>> Begin

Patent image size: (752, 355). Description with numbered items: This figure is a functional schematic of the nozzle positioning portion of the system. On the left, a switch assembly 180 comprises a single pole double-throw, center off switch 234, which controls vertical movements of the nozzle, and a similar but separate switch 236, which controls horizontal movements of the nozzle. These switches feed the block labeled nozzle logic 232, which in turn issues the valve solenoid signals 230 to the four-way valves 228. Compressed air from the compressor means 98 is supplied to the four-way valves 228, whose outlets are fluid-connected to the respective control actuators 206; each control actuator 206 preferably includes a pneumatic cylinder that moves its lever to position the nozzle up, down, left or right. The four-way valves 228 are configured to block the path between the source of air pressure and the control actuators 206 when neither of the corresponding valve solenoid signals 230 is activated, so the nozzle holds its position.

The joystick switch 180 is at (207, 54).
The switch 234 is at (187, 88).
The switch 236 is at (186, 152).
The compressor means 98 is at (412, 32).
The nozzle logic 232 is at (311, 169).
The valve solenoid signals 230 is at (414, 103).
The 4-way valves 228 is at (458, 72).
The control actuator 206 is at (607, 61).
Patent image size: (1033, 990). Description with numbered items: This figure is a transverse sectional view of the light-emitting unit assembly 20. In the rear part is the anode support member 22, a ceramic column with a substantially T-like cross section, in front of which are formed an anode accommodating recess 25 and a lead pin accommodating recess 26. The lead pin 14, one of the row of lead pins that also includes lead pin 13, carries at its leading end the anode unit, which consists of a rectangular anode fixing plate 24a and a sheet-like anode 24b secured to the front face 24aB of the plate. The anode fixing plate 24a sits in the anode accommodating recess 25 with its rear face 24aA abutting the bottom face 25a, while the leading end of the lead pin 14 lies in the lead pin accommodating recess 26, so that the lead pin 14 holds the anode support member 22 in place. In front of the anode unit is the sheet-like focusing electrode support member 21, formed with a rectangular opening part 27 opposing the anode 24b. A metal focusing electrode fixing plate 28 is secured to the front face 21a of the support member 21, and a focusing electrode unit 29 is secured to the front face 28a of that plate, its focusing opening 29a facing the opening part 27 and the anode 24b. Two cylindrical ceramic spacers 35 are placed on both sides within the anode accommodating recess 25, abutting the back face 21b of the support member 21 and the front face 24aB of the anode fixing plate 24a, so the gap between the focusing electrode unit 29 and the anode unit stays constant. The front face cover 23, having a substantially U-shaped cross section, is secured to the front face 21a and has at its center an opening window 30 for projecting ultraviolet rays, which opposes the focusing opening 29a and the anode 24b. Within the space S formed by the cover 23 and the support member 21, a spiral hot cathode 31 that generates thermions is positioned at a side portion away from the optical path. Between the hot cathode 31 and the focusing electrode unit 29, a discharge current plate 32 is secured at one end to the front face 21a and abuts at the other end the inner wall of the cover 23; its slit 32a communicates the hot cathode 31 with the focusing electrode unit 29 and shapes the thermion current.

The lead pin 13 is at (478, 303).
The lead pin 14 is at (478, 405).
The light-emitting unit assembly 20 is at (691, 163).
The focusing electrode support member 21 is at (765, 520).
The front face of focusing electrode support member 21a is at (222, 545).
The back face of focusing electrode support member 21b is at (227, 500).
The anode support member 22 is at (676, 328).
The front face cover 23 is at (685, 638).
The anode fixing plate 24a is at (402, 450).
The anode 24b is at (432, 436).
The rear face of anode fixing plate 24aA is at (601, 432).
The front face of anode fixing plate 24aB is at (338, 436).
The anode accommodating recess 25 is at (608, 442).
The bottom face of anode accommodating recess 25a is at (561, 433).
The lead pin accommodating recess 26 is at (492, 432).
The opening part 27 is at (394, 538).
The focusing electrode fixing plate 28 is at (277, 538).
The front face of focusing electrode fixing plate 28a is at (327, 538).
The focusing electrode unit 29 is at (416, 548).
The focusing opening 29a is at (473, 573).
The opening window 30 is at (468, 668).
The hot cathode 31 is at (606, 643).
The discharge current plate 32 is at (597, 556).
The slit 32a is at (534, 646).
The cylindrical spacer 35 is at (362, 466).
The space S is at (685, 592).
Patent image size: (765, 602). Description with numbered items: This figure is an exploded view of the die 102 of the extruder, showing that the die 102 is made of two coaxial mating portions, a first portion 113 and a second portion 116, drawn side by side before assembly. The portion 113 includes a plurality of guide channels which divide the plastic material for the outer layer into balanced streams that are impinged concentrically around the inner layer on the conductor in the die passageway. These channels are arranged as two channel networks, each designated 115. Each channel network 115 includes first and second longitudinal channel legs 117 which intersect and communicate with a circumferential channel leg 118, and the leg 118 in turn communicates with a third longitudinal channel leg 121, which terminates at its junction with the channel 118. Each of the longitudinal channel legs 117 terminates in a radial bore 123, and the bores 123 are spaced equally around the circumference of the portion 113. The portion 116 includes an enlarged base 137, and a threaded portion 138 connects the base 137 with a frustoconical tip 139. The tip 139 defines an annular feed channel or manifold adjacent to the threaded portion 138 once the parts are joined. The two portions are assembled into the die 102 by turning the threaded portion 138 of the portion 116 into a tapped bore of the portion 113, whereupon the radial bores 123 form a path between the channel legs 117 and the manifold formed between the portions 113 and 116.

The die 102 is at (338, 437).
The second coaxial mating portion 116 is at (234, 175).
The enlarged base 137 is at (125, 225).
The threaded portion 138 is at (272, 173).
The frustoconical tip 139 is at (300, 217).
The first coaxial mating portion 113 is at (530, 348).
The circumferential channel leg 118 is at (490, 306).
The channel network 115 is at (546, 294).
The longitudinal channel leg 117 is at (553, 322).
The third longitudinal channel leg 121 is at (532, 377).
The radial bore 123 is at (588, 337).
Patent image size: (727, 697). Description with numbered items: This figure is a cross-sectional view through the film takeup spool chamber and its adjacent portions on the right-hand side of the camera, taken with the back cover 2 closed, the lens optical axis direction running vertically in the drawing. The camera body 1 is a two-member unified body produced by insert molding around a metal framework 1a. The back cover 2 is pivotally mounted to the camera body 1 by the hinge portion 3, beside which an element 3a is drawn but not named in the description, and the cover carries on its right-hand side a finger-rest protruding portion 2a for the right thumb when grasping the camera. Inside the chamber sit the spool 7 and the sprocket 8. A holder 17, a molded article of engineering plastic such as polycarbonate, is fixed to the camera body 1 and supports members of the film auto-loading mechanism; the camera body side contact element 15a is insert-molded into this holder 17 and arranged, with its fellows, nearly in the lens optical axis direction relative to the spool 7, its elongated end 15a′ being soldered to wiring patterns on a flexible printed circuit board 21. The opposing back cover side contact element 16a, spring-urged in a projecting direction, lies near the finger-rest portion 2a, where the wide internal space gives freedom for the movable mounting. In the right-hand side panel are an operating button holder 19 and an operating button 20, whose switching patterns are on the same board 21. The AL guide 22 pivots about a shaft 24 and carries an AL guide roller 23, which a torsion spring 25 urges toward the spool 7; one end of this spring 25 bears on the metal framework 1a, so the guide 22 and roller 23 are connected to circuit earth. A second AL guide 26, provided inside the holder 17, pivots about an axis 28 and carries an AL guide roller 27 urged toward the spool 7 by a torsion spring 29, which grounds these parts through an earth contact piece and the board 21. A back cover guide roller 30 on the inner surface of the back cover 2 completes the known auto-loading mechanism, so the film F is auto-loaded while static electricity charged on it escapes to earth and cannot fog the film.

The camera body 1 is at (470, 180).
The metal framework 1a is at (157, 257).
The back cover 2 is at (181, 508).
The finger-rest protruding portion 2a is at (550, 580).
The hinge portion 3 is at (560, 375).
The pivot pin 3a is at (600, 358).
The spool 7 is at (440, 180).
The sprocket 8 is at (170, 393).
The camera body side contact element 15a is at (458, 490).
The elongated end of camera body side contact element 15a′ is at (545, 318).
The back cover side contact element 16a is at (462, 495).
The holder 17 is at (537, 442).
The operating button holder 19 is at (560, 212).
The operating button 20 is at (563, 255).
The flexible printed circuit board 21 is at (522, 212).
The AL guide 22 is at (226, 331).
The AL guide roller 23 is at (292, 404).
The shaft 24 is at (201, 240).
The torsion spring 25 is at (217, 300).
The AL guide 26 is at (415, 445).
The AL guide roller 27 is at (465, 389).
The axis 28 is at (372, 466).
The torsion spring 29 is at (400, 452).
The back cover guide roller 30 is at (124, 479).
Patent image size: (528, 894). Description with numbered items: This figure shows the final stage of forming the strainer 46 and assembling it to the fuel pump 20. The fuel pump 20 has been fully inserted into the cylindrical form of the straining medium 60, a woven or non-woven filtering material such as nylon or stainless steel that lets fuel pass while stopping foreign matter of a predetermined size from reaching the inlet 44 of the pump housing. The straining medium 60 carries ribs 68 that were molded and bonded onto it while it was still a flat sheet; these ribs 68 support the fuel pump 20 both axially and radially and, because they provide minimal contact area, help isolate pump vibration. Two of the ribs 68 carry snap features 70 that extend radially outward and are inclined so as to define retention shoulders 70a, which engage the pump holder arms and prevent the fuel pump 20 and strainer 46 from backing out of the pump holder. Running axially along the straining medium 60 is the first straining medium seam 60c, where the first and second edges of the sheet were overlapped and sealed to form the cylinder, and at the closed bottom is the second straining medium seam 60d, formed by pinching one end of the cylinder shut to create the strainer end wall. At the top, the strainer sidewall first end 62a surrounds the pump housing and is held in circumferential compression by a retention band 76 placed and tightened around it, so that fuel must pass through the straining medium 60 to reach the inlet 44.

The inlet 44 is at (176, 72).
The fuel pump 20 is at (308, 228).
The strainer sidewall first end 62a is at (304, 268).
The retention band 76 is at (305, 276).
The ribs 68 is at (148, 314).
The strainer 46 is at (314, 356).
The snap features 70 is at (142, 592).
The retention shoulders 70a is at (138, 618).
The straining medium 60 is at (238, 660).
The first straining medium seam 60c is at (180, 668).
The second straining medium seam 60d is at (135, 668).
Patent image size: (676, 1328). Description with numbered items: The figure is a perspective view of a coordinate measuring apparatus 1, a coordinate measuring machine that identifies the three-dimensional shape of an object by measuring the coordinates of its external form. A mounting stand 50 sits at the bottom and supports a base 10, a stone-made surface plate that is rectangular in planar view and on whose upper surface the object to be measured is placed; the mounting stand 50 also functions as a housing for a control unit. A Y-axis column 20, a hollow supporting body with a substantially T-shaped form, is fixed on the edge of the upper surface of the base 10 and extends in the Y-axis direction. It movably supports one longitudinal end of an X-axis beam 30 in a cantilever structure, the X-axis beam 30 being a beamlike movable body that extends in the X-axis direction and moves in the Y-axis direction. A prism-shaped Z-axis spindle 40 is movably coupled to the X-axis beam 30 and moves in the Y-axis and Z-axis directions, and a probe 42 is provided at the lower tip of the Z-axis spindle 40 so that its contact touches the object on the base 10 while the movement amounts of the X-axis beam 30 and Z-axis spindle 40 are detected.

>> End

Problem statement — Copy out the data word for word, from its first line through the line holding "The control actuator 206 is at (607, 61).", with both of those lines included.

Exercise output —
Patent image size: (752, 355). Description with numbered items: This figure is a functional schematic of the nozzle positioning portion of the system. On the left, a switch assembly 180 comprises a single pole double-throw, center off switch 234, which controls vertical movements of the nozzle, and a similar but separate switch 236, which controls horizontal movements of the nozzle. These switches feed the block labeled nozzle logic 232, which in turn issues the valve solenoid signals 230 to the four-way valves 228. Compressed air from the compressor means 98 is supplied to the four-way valves 228, whose outlets are fluid-connected to the respective control actuators 206; each control actuator 206 preferably includes a pneumatic cylinder that moves its lever to position the nozzle up, down, left or right. The four-way valves 228 are configured to block the path between the source of air pressure and the control actuators 206 when neither of the corresponding valve solenoid signals 230 is activated, so the nozzle holds its position.

The joystick switch 180 is at (207, 54).
The switch 234 is at (187, 88).
The switch 236 is at (186, 152).
The compressor means 98 is at (412, 32).
The nozzle logic 232 is at (311, 169).
The valve solenoid signals 230 is at (414, 103).
The 4-way valves 228 is at (458, 72).
The control actuator 206 is at (607, 61).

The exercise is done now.